-- start of Supplied material --
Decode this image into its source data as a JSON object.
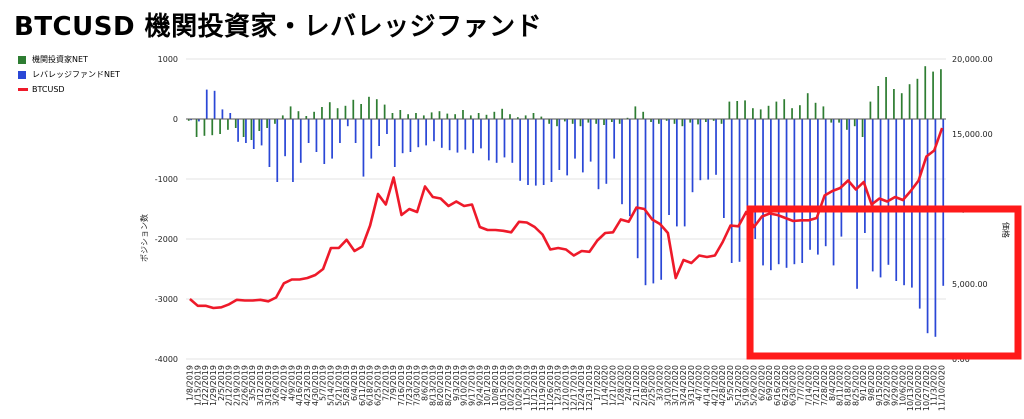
{
  "title": "BTCUSD 機関投資家・レバレッジファンド",
  "legend": [
    {
      "label": "機関投資家NET",
      "color": "#2e7d32",
      "kind": "bar"
    },
    {
      "label": "レバレッジファンドNET",
      "color": "#2a47d6",
      "kind": "bar"
    },
    {
      "label": "BTCUSD",
      "color": "#ee1a2a",
      "kind": "line"
    }
  ],
  "chart_data": {
    "type": "bar",
    "title": "BTCUSD 機関投資家・レバレッジファンド",
    "ylabel": "ポジション数",
    "y2label": "価格",
    "ylim": [
      -4000,
      1000
    ],
    "y2lim": [
      0,
      20000
    ],
    "yticks": [
      "1000",
      "0",
      "-1000",
      "-2000",
      "-3000",
      "-4000"
    ],
    "y2ticks": [
      "20,000.00",
      "15,000.00",
      "10,000.00",
      "5,000.00",
      "0.00"
    ],
    "grid": true,
    "legend_position": "top-left",
    "highlight_box": {
      "x_from": "5/26/2020",
      "x_to": "11/10/2020",
      "y_from": -3950,
      "y_to": -1500,
      "color": "#ff1a1a"
    },
    "x": [
      "1/8/2019",
      "1/15/2019",
      "1/22/2019",
      "1/29/2019",
      "2/5/2019",
      "2/12/2019",
      "2/19/2019",
      "2/26/2019",
      "3/5/2019",
      "3/12/2019",
      "3/19/2019",
      "3/26/2019",
      "4/2/2019",
      "4/9/2019",
      "4/16/2019",
      "4/23/2019",
      "4/30/2019",
      "5/7/2019",
      "5/14/2019",
      "5/21/2019",
      "5/28/2019",
      "6/4/2019",
      "6/11/2019",
      "6/18/2019",
      "6/25/2019",
      "7/2/2019",
      "7/9/2019",
      "7/16/2019",
      "7/23/2019",
      "7/30/2019",
      "8/6/2019",
      "8/13/2019",
      "8/20/2019",
      "8/27/2019",
      "9/3/2019",
      "9/10/2019",
      "9/17/2019",
      "9/24/2019",
      "10/1/2019",
      "10/8/2019",
      "10/15/2019",
      "10/22/2019",
      "10/29/2019",
      "11/5/2019",
      "11/12/2019",
      "11/19/2019",
      "11/26/2019",
      "12/3/2019",
      "12/10/2019",
      "12/17/2019",
      "12/24/2019",
      "12/31/2019",
      "1/7/2020",
      "1/14/2020",
      "1/21/2020",
      "1/28/2020",
      "2/4/2020",
      "2/11/2020",
      "2/18/2020",
      "2/25/2020",
      "3/3/2020",
      "3/10/2020",
      "3/17/2020",
      "3/24/2020",
      "3/31/2020",
      "4/7/2020",
      "4/14/2020",
      "4/21/2020",
      "4/28/2020",
      "5/5/2020",
      "5/12/2020",
      "5/19/2020",
      "5/26/2020",
      "6/2/2020",
      "6/9/2020",
      "6/16/2020",
      "6/23/2020",
      "6/30/2020",
      "7/7/2020",
      "7/14/2020",
      "7/21/2020",
      "7/28/2020",
      "8/4/2020",
      "8/11/2020",
      "8/18/2020",
      "8/25/2020",
      "9/1/2020",
      "9/8/2020",
      "9/15/2020",
      "9/22/2020",
      "9/29/2020",
      "10/6/2020",
      "10/13/2020",
      "10/20/2020",
      "10/27/2020",
      "11/3/2020",
      "11/10/2020"
    ],
    "xtick_labels": [
      "1/8/2019",
      "1/15/2019",
      "1/22/2019",
      "1/29/2019",
      "2/5/2019",
      "2/12/2019",
      "2/19/2019",
      "2/26/2019",
      "3/5/2019",
      "3/12/2019",
      "3/19/2019",
      "3/26/2019",
      "4/2/2019",
      "4/9/2019",
      "4/16/2019",
      "4/23/2019",
      "4/30/2019",
      "5/7/2019",
      "5/14/2019",
      "5/21/2019",
      "5/28/2019",
      "6/4/2019",
      "6/11/2019",
      "6/18/2019",
      "6/25/2019",
      "7/2/2019",
      "7/9/2019",
      "7/16/2019",
      "7/23/2019",
      "7/30/2019",
      "8/6/2019",
      "8/13/2019",
      "8/20/2019",
      "8/27/2019",
      "9/3/2019",
      "9/10/2019",
      "9/17/2019",
      "9/24/2019",
      "10/1/2019",
      "10/8/2019",
      "10/15/2019",
      "10/22/2019",
      "10/29/2019",
      "11/5/2019",
      "11/12/2019",
      "11/19/2019",
      "11/26/2019",
      "12/3/2019",
      "12/10/2019",
      "12/17/2019",
      "12/24/2019",
      "12/31/2019",
      "1/7/2020",
      "1/14/2020",
      "1/21/2020",
      "1/28/2020",
      "2/4/2020",
      "2/11/2020",
      "2/18/2020",
      "2/25/2020",
      "3/3/2020",
      "3/10/2020",
      "3/17/2020",
      "3/24/2020",
      "3/31/2020",
      "4/7/2020",
      "4/14/2020",
      "4/21/2020",
      "4/28/2020",
      "5/5/2020",
      "5/12/2020",
      "5/19/2020",
      "5/26/2020",
      "6/2/2020",
      "6/9/2020",
      "6/16/2020",
      "6/23/2020",
      "6/30/2020",
      "7/7/2020",
      "7/14/2020",
      "7/21/2020",
      "7/28/2020",
      "8/4/2020",
      "8/11/2020",
      "8/18/2020",
      "8/25/2020",
      "9/1/2020",
      "9/8/2020",
      "9/15/2020",
      "9/22/2020",
      "9/29/2020",
      "10/6/2020",
      "10/13/2020",
      "10/20/2020",
      "10/27/2020",
      "11/3/2020",
      "11/10/2020"
    ],
    "series": [
      {
        "name": "機関投資家NET",
        "type": "bar",
        "axis": "left",
        "color": "#2e7d32",
        "values": [
          -30,
          -300,
          -280,
          -270,
          -250,
          -180,
          -150,
          -300,
          -350,
          -200,
          -150,
          -80,
          60,
          210,
          130,
          50,
          120,
          200,
          280,
          180,
          220,
          320,
          250,
          370,
          330,
          240,
          100,
          150,
          80,
          100,
          60,
          110,
          130,
          90,
          80,
          150,
          60,
          100,
          70,
          120,
          170,
          80,
          30,
          60,
          100,
          40,
          -80,
          -120,
          -40,
          -80,
          -120,
          -60,
          -80,
          -100,
          -50,
          -80,
          20,
          210,
          120,
          -50,
          -80,
          -30,
          -80,
          -120,
          -60,
          -90,
          -50,
          -30,
          -80,
          290,
          300,
          310,
          180,
          160,
          220,
          290,
          330,
          180,
          230,
          430,
          270,
          210,
          -60,
          -60,
          -180,
          -120,
          -300,
          290,
          550,
          700,
          500,
          430,
          580,
          670,
          880,
          790,
          830
        ]
      },
      {
        "name": "レバレッジファンドNET",
        "type": "bar",
        "axis": "left",
        "color": "#2a47d6",
        "values": [
          -20,
          -40,
          490,
          470,
          160,
          100,
          -380,
          -400,
          -500,
          -440,
          -800,
          -1050,
          -620,
          -1050,
          -730,
          -400,
          -550,
          -750,
          -660,
          -400,
          -120,
          -400,
          -960,
          -660,
          -450,
          -250,
          -800,
          -570,
          -550,
          -470,
          -440,
          -370,
          -480,
          -520,
          -560,
          -510,
          -570,
          -490,
          -690,
          -730,
          -640,
          -730,
          -1030,
          -1100,
          -1110,
          -1100,
          -1050,
          -850,
          -940,
          -660,
          -890,
          -710,
          -1170,
          -1080,
          -660,
          -1420,
          -1620,
          -2320,
          -2770,
          -2740,
          -2680,
          -1600,
          -1790,
          -1790,
          -1220,
          -1020,
          -1010,
          -930,
          -1650,
          -2400,
          -2380,
          -2340,
          -2000,
          -2440,
          -2520,
          -2420,
          -2480,
          -2420,
          -2400,
          -2180,
          -2260,
          -2120,
          -2440,
          -1960,
          -1510,
          -2830,
          -1900,
          -2540,
          -2640,
          -2430,
          -2700,
          -2770,
          -2810,
          -3160,
          -3570,
          -3630,
          -2780
        ]
      },
      {
        "name": "BTCUSD",
        "type": "line",
        "axis": "right",
        "color": "#ee1a2a",
        "values": [
          4000,
          3550,
          3550,
          3400,
          3450,
          3650,
          3950,
          3900,
          3900,
          3950,
          3850,
          4100,
          5050,
          5300,
          5300,
          5400,
          5600,
          6000,
          7400,
          7400,
          7950,
          7200,
          7500,
          8900,
          11000,
          10300,
          12100,
          9600,
          10000,
          9800,
          11500,
          10800,
          10700,
          10200,
          10500,
          10200,
          10300,
          8800,
          8600,
          8600,
          8550,
          8450,
          9150,
          9100,
          8800,
          8300,
          7300,
          7400,
          7300,
          6900,
          7200,
          7150,
          7900,
          8400,
          8450,
          9300,
          9150,
          10100,
          10000,
          9300,
          9000,
          8400,
          5400,
          6600,
          6400,
          6900,
          6800,
          6900,
          7800,
          8900,
          8850,
          9800,
          8800,
          9500,
          9700,
          9600,
          9400,
          9200,
          9250,
          9250,
          9400,
          10900,
          11200,
          11400,
          11900,
          11300,
          11800,
          10300,
          10700,
          10500,
          10800,
          10600,
          11200,
          11900,
          13500,
          13900,
          15400
        ]
      }
    ]
  }
}
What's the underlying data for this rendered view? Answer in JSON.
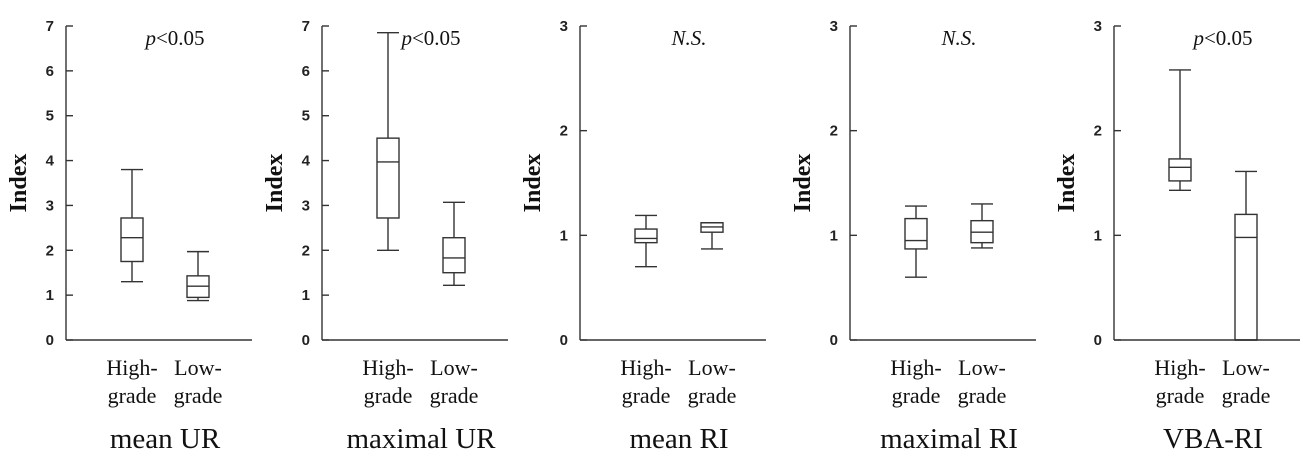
{
  "chart_data": [
    {
      "type": "box",
      "title": "mean UR",
      "ylabel": "Index",
      "ylim": [
        0,
        7
      ],
      "yticks": [
        "0",
        "1",
        "2",
        "3",
        "4",
        "5",
        "6",
        "7"
      ],
      "categories": [
        [
          "High-",
          "grade"
        ],
        [
          "Low-",
          "grade"
        ]
      ],
      "annotation": {
        "italic": "p",
        "rest": "<0.05"
      },
      "boxes": [
        {
          "whisker_low": 1.3,
          "q1": 1.75,
          "median": 2.28,
          "q3": 2.72,
          "whisker_high": 3.8
        },
        {
          "whisker_low": 0.88,
          "q1": 0.95,
          "median": 1.2,
          "q3": 1.43,
          "whisker_high": 1.97
        }
      ]
    },
    {
      "type": "box",
      "title": "maximal UR",
      "ylabel": "Index",
      "ylim": [
        0,
        7
      ],
      "yticks": [
        "0",
        "1",
        "2",
        "3",
        "4",
        "5",
        "6",
        "7"
      ],
      "categories": [
        [
          "High-",
          "grade"
        ],
        [
          "Low-",
          "grade"
        ]
      ],
      "annotation": {
        "italic": "p",
        "rest": "<0.05"
      },
      "boxes": [
        {
          "whisker_low": 2.0,
          "q1": 2.72,
          "median": 3.97,
          "q3": 4.5,
          "whisker_high": 6.85
        },
        {
          "whisker_low": 1.22,
          "q1": 1.5,
          "median": 1.83,
          "q3": 2.28,
          "whisker_high": 3.07
        }
      ]
    },
    {
      "type": "box",
      "title": "mean RI",
      "ylabel": "Index",
      "ylim": [
        0,
        3
      ],
      "yticks": [
        "0",
        "1",
        "2",
        "3"
      ],
      "categories": [
        [
          "High-",
          "grade"
        ],
        [
          "Low-",
          "grade"
        ]
      ],
      "annotation": {
        "italic": "N.S.",
        "rest": ""
      },
      "boxes": [
        {
          "whisker_low": 0.7,
          "q1": 0.93,
          "median": 0.97,
          "q3": 1.06,
          "whisker_high": 1.19
        },
        {
          "whisker_low": 0.87,
          "q1": 1.03,
          "median": 1.08,
          "q3": 1.12,
          "whisker_high": 1.12
        }
      ]
    },
    {
      "type": "box",
      "title": "maximal RI",
      "ylabel": "Index",
      "ylim": [
        0,
        3
      ],
      "yticks": [
        "0",
        "1",
        "2",
        "3"
      ],
      "categories": [
        [
          "High-",
          "grade"
        ],
        [
          "Low-",
          "grade"
        ]
      ],
      "annotation": {
        "italic": "N.S.",
        "rest": ""
      },
      "boxes": [
        {
          "whisker_low": 0.6,
          "q1": 0.87,
          "median": 0.95,
          "q3": 1.16,
          "whisker_high": 1.28
        },
        {
          "whisker_low": 0.88,
          "q1": 0.93,
          "median": 1.03,
          "q3": 1.14,
          "whisker_high": 1.3
        }
      ]
    },
    {
      "type": "box",
      "title": "VBA-RI",
      "ylabel": "Index",
      "ylim": [
        0,
        3
      ],
      "yticks": [
        "0",
        "1",
        "2",
        "3"
      ],
      "categories": [
        [
          "High-",
          "grade"
        ],
        [
          "Low-",
          "grade"
        ]
      ],
      "annotation": {
        "italic": "p",
        "rest": "<0.05"
      },
      "boxes": [
        {
          "whisker_low": 1.43,
          "q1": 1.52,
          "median": 1.65,
          "q3": 1.73,
          "whisker_high": 2.58
        },
        {
          "whisker_low": 0.0,
          "q1": 0.0,
          "median": 0.98,
          "q3": 1.2,
          "whisker_high": 1.61
        }
      ]
    }
  ]
}
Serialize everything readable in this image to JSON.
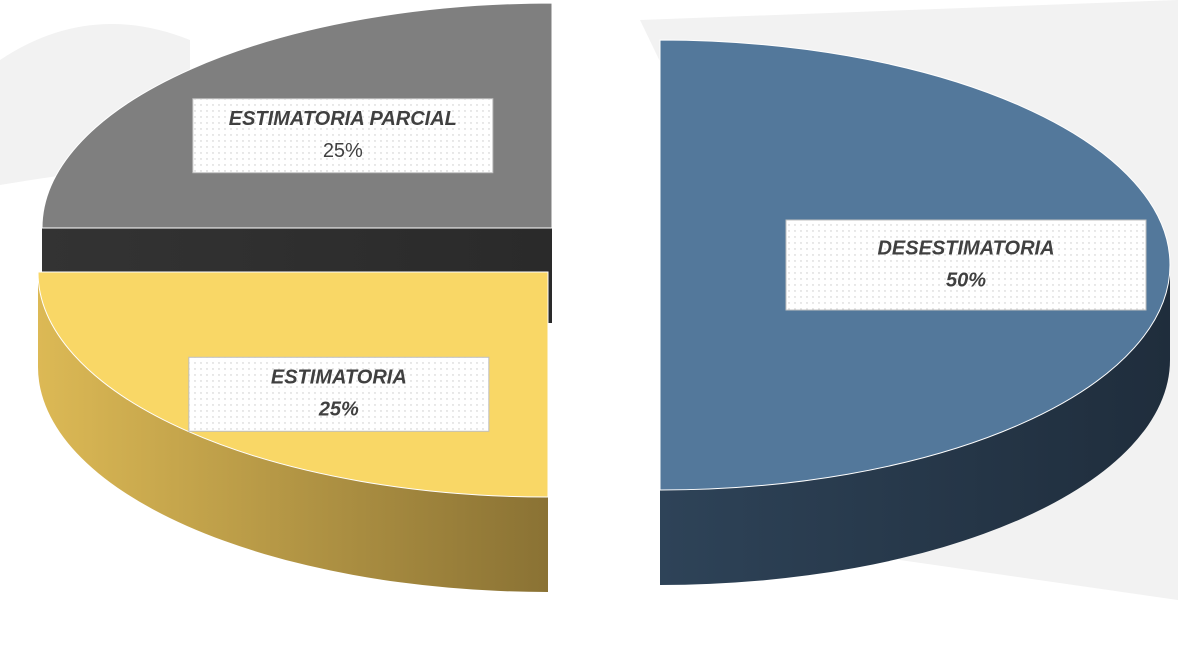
{
  "chart_data": {
    "type": "pie",
    "categories": [
      "DESESTIMATORIA",
      "ESTIMATORIA",
      "ESTIMATORIA PARCIAL"
    ],
    "values": [
      50,
      25,
      25
    ],
    "value_labels": [
      "50%",
      "25%",
      "25%"
    ],
    "colors": [
      "#53789b",
      "#f9d766",
      "#7f7f7f"
    ]
  }
}
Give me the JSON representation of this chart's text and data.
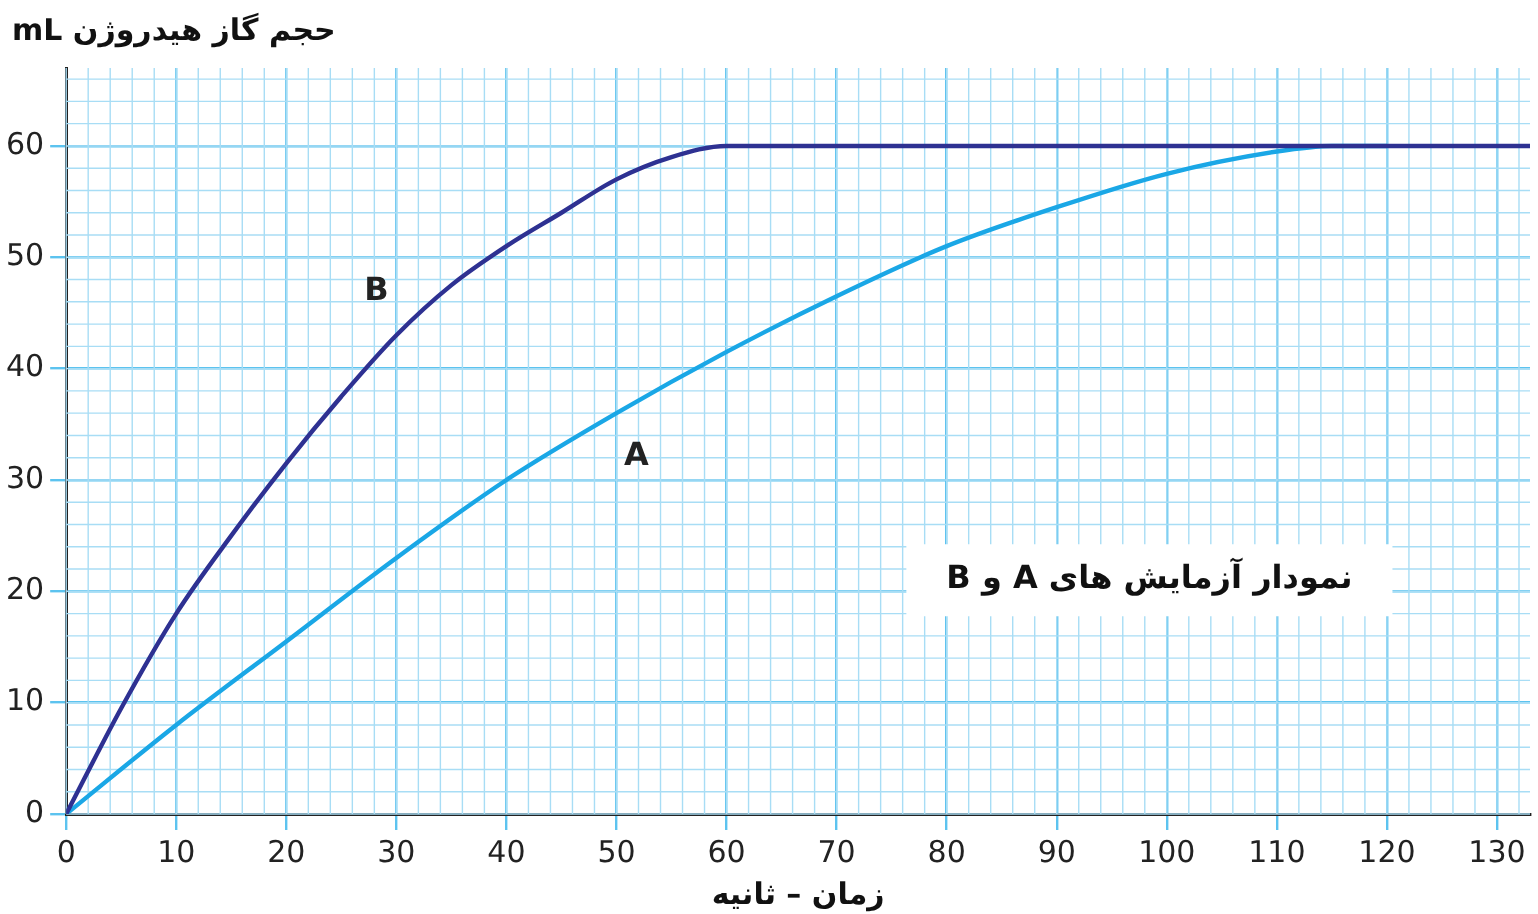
-- end of Supplied material --
Goal => Count the lines in the records above that contain the word "name", and reply with only that number.

Expected output => 3